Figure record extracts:
########
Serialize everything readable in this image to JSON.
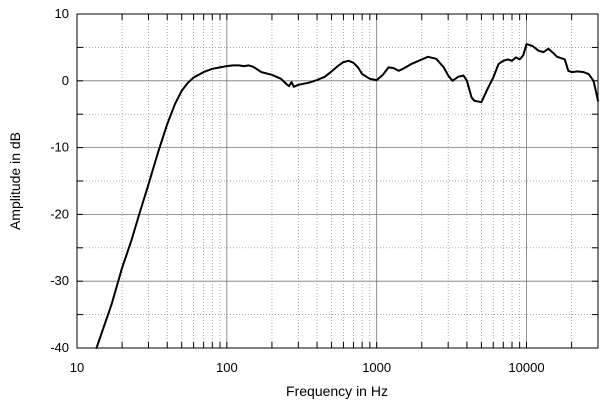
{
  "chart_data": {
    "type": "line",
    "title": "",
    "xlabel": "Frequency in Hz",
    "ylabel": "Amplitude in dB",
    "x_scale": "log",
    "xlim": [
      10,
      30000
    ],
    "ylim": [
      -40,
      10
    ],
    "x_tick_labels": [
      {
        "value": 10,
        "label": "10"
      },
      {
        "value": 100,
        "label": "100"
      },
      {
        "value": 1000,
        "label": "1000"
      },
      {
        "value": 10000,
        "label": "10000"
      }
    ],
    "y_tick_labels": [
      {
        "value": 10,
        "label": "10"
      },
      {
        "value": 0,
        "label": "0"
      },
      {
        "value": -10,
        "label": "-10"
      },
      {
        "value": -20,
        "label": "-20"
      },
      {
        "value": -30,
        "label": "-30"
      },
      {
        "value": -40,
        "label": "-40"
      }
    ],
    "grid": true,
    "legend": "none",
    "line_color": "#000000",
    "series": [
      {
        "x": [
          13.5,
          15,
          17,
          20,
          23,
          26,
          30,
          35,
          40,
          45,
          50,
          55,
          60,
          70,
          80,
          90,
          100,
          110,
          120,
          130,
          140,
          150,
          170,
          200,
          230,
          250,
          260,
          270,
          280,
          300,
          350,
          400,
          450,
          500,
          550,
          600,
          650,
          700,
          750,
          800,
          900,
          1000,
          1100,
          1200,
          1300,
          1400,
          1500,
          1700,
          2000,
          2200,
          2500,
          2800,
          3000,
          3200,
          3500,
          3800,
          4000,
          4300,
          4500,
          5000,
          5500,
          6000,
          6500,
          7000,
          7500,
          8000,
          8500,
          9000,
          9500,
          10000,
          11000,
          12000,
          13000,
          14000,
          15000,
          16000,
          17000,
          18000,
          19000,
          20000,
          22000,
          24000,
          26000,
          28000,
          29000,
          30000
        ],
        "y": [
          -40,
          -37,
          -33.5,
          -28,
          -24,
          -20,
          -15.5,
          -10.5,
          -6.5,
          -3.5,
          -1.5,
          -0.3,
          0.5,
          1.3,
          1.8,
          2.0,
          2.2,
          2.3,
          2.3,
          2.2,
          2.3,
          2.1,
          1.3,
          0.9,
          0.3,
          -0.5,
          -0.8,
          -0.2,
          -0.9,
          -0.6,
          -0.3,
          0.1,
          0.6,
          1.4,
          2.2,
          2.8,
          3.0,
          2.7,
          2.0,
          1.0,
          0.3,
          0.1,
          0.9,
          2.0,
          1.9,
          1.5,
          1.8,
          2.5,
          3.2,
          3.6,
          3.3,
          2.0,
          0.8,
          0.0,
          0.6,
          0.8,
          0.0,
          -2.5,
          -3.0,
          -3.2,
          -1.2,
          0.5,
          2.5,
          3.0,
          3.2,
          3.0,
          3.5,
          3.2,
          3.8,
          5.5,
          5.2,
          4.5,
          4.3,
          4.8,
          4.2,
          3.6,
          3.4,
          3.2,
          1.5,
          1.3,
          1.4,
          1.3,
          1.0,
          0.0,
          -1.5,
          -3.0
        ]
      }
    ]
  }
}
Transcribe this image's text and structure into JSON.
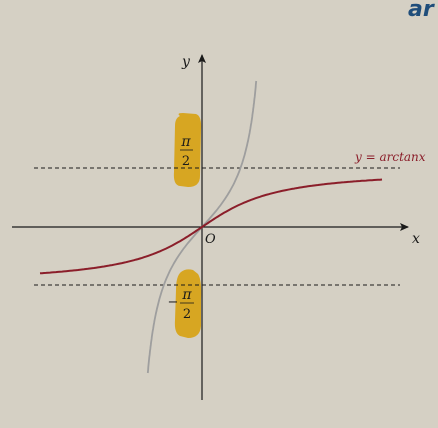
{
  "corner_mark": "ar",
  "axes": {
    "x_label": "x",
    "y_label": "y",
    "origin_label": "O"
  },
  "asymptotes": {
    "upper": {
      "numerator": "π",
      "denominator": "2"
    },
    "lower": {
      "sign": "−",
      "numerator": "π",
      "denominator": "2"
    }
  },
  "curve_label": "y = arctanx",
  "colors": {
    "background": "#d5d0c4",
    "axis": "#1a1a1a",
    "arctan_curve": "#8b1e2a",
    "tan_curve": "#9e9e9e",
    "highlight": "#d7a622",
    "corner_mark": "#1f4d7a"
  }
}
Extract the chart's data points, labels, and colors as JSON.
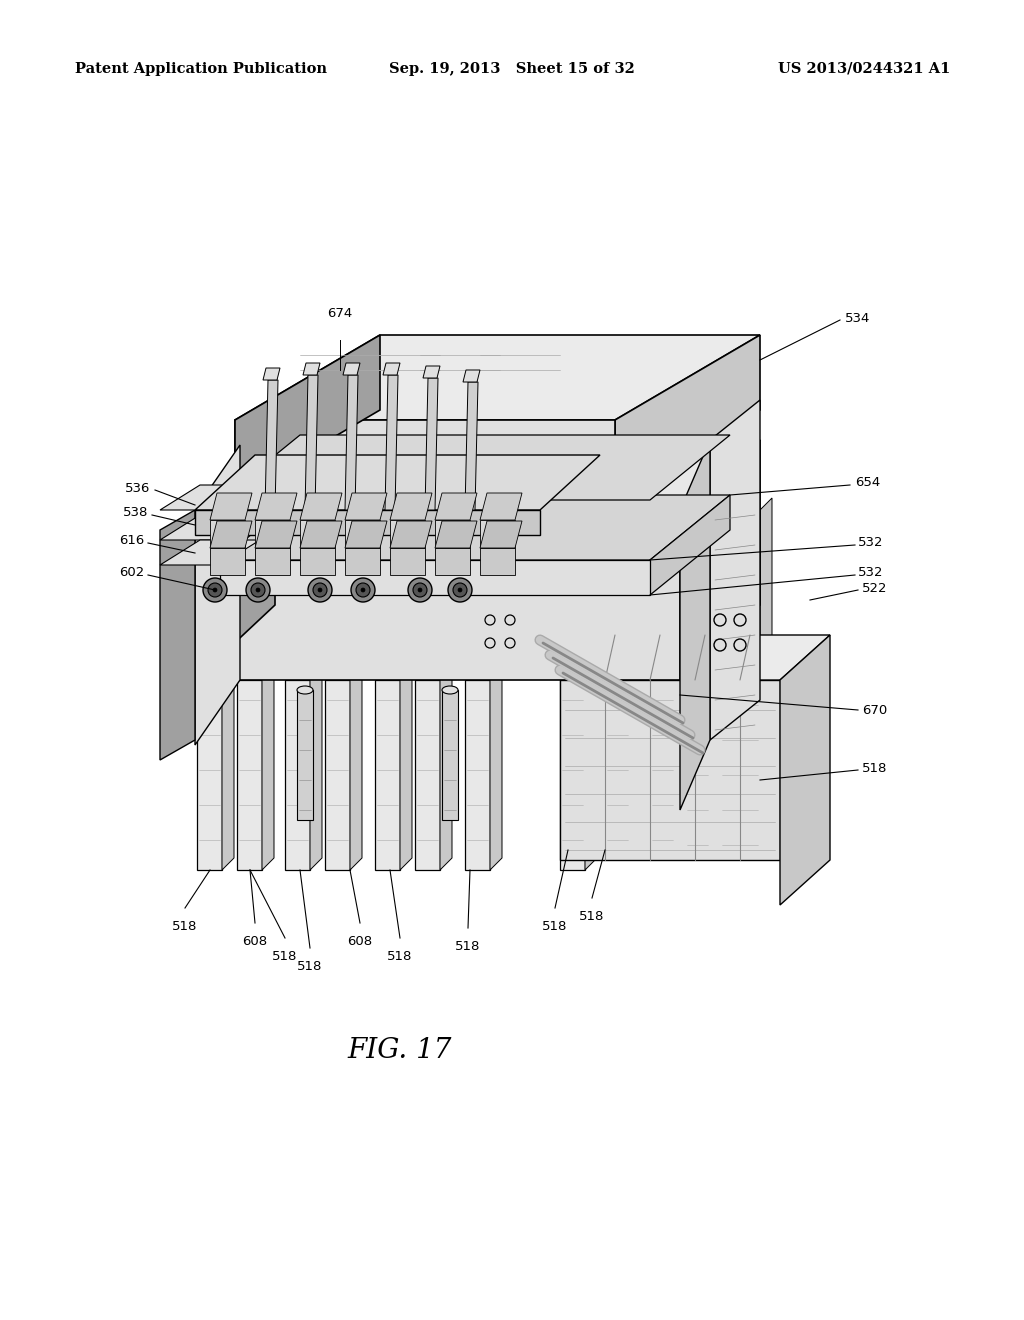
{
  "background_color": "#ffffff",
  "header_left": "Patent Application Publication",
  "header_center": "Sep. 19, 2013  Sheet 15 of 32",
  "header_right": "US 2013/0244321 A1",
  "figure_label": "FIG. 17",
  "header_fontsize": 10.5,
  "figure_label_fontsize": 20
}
########
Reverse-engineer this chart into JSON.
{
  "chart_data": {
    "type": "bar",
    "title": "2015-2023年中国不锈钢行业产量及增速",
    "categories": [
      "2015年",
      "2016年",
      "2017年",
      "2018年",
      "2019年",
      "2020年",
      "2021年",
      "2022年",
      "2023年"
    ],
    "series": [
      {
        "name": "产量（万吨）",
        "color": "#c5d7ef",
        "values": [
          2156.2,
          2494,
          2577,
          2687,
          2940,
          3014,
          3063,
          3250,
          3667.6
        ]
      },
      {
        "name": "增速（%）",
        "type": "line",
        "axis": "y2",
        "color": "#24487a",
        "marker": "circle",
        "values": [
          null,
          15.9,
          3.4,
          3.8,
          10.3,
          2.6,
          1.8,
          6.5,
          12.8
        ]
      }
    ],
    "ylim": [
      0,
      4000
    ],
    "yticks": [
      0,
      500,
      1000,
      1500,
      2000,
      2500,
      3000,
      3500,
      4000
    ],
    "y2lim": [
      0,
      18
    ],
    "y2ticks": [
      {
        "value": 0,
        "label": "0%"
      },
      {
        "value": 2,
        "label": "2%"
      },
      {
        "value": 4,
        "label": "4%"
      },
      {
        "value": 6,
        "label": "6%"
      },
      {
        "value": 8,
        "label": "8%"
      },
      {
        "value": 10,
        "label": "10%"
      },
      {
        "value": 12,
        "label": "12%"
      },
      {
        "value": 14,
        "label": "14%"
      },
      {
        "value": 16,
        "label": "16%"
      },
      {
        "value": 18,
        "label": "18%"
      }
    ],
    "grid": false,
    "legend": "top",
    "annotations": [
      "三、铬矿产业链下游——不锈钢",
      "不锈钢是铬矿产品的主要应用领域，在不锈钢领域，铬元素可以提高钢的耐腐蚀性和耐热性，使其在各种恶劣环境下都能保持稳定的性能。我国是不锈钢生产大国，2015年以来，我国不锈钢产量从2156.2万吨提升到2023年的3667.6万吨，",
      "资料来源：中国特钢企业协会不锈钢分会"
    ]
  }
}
########
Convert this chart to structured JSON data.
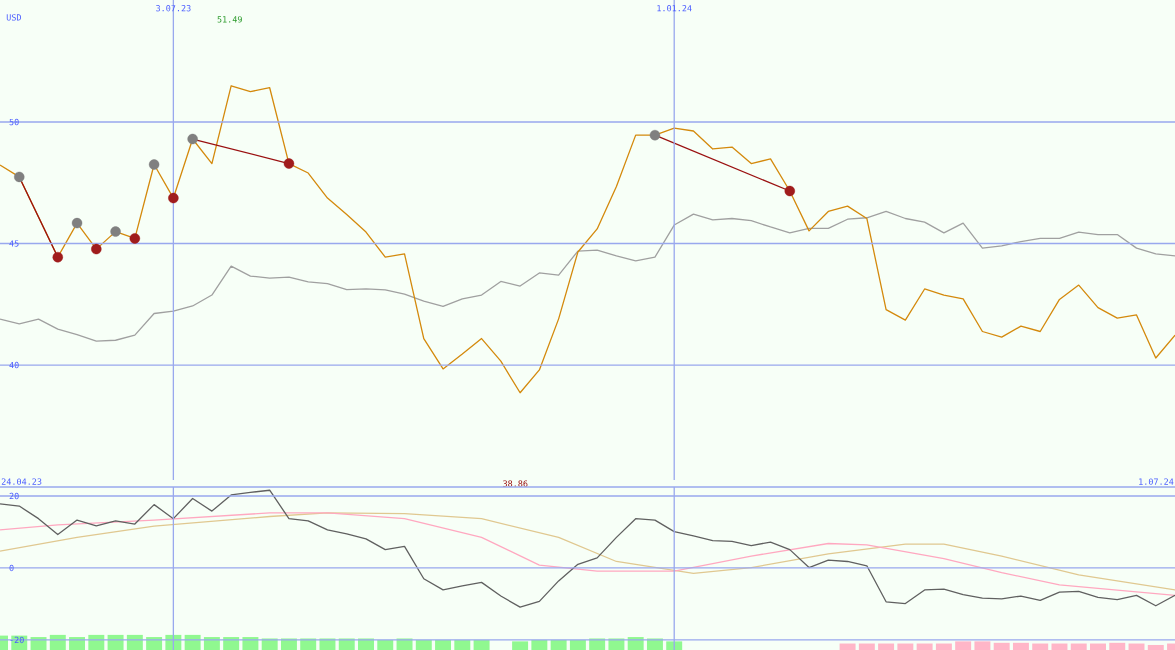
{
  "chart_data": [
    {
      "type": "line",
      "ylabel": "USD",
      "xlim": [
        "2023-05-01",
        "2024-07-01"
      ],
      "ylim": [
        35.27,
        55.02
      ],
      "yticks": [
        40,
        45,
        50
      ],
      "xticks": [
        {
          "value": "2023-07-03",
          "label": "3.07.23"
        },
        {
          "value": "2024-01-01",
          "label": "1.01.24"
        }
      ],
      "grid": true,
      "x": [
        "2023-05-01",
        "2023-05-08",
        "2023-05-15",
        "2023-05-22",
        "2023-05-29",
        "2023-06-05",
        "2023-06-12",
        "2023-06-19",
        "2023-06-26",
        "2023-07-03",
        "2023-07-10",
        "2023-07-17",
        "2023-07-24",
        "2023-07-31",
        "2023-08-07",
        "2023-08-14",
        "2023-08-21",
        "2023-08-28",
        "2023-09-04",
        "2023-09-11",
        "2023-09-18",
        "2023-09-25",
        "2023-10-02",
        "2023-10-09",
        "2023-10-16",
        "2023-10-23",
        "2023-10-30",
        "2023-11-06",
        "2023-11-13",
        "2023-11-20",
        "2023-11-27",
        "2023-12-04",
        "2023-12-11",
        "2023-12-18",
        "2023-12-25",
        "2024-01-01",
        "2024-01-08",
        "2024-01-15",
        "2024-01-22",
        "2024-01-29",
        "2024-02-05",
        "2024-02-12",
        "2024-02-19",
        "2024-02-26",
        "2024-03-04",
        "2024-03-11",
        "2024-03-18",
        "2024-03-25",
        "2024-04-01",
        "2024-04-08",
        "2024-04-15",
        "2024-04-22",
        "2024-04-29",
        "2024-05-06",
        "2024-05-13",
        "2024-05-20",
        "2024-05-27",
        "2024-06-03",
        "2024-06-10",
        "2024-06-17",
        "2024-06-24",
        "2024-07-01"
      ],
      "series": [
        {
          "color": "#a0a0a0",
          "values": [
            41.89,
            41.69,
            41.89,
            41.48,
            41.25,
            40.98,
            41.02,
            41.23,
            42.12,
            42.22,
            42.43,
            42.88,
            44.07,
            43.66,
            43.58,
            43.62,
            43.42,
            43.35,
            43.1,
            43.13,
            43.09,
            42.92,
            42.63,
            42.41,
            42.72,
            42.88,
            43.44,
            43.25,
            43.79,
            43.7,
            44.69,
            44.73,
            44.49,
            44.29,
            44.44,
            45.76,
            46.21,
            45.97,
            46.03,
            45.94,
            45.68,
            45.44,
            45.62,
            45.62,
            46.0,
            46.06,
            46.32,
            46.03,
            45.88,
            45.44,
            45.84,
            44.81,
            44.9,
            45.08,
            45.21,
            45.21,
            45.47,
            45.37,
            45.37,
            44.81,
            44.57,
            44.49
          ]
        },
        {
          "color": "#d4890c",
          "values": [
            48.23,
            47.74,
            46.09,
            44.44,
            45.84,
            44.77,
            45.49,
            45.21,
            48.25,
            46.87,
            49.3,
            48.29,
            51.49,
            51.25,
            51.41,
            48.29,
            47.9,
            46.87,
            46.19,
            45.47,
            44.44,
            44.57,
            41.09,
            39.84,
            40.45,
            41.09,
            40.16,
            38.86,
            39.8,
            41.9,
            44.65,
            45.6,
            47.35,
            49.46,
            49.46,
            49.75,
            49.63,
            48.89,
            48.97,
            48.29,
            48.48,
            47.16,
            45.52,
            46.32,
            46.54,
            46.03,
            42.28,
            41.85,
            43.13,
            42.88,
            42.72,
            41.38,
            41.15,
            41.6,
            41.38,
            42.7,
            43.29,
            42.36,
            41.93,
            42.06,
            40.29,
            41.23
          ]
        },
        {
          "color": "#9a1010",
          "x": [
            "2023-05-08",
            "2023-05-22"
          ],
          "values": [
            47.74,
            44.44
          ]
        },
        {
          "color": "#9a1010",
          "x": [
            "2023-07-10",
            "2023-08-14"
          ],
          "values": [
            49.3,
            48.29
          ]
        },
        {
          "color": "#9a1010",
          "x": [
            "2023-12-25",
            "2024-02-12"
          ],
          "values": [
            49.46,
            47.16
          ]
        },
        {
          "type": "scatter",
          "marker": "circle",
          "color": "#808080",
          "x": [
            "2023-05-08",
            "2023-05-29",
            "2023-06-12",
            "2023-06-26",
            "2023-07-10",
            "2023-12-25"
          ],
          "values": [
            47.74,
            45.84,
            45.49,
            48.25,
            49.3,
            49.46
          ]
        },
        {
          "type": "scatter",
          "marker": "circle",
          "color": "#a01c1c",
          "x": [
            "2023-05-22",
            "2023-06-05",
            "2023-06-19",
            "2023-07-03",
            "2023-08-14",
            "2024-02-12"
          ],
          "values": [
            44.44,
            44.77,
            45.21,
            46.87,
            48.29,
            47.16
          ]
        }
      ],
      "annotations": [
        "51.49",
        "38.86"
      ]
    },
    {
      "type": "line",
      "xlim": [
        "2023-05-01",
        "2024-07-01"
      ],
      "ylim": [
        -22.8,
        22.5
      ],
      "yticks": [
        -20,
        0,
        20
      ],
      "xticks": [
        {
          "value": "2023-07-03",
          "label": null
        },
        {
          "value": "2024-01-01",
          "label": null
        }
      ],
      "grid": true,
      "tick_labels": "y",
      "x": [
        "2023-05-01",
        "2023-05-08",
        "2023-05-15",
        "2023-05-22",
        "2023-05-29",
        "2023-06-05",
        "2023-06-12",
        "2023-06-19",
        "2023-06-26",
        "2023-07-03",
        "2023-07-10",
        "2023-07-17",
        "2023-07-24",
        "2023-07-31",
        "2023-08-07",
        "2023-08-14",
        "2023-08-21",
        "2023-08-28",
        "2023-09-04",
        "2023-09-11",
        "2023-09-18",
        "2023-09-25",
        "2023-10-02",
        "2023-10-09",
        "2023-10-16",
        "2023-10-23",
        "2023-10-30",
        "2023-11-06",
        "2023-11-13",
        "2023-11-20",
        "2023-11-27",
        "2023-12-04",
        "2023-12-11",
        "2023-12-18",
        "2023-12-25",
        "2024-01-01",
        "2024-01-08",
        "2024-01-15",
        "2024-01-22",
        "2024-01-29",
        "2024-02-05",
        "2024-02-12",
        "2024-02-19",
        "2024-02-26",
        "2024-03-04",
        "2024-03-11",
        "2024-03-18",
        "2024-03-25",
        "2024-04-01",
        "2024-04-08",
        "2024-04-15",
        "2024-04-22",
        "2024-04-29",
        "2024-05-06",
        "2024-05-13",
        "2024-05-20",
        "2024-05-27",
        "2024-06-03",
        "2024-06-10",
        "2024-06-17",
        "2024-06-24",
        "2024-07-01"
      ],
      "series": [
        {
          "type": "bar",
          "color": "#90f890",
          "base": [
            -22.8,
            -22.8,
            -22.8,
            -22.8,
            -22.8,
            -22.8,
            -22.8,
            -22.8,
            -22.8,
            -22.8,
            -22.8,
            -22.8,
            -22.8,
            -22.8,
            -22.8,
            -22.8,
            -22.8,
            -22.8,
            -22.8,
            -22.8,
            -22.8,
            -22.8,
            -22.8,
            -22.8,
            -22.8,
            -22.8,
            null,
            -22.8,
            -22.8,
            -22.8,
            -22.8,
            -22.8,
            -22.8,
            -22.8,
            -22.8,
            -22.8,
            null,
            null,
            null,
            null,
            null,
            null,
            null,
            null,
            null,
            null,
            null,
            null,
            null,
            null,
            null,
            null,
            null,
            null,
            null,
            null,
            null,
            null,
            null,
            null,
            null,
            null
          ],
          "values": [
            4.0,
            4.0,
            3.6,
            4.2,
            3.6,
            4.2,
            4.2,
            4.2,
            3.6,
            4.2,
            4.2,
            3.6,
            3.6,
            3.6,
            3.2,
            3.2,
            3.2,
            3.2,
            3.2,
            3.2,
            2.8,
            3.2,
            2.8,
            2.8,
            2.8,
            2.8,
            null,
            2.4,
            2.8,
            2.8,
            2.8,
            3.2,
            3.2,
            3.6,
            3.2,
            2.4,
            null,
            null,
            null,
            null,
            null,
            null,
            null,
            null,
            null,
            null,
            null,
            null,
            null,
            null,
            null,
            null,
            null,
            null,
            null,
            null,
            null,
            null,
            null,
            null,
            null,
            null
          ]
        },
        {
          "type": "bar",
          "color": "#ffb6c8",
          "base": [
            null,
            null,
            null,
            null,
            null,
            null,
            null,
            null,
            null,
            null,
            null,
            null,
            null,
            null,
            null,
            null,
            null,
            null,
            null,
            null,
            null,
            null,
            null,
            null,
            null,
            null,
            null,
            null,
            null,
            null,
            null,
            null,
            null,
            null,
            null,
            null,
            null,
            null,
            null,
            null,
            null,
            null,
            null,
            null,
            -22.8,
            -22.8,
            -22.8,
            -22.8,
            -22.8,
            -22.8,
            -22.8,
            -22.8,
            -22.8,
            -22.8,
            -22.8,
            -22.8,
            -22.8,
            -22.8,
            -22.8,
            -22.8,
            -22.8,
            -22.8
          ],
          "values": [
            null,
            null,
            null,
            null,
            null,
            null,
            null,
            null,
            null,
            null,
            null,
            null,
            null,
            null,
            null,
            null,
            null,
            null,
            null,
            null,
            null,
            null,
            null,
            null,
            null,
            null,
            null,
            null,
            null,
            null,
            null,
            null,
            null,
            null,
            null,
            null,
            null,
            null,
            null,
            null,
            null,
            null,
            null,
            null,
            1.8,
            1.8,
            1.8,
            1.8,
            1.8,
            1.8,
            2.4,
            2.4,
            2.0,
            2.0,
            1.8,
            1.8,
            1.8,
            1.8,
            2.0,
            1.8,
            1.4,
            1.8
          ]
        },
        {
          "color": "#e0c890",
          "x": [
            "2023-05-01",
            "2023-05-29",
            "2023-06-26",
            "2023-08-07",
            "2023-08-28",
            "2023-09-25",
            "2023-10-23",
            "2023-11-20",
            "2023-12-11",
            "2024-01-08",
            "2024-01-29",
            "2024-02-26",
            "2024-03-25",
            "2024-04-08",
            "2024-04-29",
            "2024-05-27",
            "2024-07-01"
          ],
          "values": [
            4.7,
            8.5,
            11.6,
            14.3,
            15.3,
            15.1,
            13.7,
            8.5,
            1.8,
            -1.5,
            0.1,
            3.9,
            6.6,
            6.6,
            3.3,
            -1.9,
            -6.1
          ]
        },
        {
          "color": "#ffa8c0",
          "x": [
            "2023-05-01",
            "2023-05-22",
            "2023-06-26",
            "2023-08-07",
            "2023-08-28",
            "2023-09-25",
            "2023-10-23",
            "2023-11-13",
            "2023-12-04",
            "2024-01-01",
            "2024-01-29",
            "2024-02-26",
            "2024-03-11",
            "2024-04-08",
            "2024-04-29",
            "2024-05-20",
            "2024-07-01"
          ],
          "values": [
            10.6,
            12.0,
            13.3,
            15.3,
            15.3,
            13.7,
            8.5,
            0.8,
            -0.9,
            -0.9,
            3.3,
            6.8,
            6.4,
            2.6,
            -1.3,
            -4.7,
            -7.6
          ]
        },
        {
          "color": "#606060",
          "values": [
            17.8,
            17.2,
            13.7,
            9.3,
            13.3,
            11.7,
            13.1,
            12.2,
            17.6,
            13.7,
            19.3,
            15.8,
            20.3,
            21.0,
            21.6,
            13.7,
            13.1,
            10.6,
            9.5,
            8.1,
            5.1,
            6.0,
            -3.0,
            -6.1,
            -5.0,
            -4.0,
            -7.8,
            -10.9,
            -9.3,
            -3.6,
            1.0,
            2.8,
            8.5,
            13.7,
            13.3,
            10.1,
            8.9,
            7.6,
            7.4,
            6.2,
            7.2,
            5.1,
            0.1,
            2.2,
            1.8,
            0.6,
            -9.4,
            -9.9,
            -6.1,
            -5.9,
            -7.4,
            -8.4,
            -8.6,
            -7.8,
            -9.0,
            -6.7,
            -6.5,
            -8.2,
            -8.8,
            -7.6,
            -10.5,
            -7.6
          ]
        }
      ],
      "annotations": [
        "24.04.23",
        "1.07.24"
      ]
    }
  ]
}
########
In the material above, find each line that contains the word "JSON", and select it.

Serialize everything readable in this image to JSON.
Transcribe this image's text and structure into JSON.
Extract the chart's data points, labels, and colors as JSON.
Reverse-engineer this chart into JSON.
Convert this chart to structured JSON data.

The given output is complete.